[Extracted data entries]
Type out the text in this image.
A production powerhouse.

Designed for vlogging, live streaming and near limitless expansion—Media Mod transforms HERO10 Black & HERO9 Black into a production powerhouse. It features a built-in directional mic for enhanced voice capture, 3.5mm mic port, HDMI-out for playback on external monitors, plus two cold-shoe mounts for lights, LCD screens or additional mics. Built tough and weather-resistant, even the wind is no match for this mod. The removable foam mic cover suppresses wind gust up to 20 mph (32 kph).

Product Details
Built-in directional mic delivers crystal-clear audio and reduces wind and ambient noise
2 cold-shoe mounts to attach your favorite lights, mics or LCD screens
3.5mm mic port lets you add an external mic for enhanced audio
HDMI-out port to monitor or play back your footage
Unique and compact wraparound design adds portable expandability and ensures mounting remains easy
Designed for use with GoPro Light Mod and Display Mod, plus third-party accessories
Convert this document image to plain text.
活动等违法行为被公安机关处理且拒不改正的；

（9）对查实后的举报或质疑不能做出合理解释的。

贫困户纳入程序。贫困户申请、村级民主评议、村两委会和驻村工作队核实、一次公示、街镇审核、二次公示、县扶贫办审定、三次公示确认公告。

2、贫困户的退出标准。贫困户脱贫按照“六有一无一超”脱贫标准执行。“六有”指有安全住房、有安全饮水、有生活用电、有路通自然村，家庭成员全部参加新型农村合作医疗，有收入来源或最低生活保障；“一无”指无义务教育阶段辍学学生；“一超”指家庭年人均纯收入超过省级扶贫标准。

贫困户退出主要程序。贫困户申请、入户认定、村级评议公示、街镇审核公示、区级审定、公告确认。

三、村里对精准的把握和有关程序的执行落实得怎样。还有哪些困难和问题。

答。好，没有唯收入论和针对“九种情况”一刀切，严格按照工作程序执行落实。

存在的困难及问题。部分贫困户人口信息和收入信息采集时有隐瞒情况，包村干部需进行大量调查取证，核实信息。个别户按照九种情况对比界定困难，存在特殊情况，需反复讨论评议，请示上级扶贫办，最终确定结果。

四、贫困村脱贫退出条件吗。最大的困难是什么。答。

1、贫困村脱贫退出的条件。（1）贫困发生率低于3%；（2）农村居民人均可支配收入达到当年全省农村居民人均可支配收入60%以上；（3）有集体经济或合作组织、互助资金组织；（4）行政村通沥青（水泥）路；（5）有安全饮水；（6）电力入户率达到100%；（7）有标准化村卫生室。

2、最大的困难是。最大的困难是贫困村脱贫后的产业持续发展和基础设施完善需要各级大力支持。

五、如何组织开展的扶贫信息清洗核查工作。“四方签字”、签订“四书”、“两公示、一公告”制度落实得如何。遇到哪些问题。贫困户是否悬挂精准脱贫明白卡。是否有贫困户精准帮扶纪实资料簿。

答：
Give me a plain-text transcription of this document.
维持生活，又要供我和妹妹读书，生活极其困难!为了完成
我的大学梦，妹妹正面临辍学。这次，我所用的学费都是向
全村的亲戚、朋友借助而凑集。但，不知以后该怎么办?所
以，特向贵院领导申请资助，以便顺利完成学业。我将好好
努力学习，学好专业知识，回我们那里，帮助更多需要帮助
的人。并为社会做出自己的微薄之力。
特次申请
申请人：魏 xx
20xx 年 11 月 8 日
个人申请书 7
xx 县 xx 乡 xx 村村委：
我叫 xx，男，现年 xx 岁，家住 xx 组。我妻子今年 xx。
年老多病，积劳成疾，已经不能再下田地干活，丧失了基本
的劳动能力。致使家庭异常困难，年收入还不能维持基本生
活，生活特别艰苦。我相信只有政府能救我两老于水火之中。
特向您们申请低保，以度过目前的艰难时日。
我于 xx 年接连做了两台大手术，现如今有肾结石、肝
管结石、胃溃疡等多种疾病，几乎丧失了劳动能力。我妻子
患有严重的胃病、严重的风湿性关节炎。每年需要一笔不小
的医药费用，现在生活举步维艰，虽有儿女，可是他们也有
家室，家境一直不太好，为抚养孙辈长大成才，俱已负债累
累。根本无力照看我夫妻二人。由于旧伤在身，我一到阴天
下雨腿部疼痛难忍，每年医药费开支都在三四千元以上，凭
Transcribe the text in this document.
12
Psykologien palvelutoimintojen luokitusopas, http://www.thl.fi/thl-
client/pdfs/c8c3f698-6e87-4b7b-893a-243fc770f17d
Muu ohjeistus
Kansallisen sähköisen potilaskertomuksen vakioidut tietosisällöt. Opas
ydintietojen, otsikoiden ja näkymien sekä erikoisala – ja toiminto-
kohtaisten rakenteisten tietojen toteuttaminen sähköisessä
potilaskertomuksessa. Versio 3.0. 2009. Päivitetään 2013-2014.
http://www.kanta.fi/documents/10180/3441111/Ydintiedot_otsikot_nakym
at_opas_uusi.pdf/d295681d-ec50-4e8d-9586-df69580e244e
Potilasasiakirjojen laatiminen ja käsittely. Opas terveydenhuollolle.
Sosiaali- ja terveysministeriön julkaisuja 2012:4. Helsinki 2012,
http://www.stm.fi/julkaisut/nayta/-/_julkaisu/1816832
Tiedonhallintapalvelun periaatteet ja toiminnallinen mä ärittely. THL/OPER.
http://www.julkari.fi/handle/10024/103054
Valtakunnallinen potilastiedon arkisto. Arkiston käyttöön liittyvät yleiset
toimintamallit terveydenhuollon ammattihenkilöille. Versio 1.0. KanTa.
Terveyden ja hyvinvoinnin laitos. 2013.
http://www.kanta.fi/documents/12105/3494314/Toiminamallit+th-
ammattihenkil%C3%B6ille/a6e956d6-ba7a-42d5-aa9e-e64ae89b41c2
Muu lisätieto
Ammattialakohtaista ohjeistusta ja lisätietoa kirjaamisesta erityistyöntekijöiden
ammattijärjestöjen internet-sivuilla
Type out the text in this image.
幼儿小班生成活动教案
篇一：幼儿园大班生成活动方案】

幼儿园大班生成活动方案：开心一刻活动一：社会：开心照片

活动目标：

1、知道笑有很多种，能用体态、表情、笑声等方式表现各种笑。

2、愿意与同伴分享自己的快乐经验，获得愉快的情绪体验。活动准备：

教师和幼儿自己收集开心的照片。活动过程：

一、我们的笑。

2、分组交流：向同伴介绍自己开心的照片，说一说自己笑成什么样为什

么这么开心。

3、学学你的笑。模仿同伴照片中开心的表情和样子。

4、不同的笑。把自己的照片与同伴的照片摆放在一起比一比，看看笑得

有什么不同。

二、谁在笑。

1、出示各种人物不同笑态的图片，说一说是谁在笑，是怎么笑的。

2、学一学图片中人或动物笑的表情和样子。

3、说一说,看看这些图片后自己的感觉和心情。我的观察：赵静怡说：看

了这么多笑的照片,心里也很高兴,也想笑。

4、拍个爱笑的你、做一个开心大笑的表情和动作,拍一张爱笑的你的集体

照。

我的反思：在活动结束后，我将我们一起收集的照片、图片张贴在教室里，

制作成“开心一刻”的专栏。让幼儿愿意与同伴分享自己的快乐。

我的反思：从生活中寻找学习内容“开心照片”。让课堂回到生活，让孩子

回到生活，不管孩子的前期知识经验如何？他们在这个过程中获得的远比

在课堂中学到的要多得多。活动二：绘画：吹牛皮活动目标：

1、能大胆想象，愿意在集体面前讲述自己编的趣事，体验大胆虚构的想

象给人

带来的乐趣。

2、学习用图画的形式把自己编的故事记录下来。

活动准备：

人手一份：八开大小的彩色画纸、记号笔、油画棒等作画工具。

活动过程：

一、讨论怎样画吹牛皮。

*Stated exercise*
Report how many lines of the listing hold the word "幼儿园大班生成活动方案", with nothing but the number.

*Task response*
2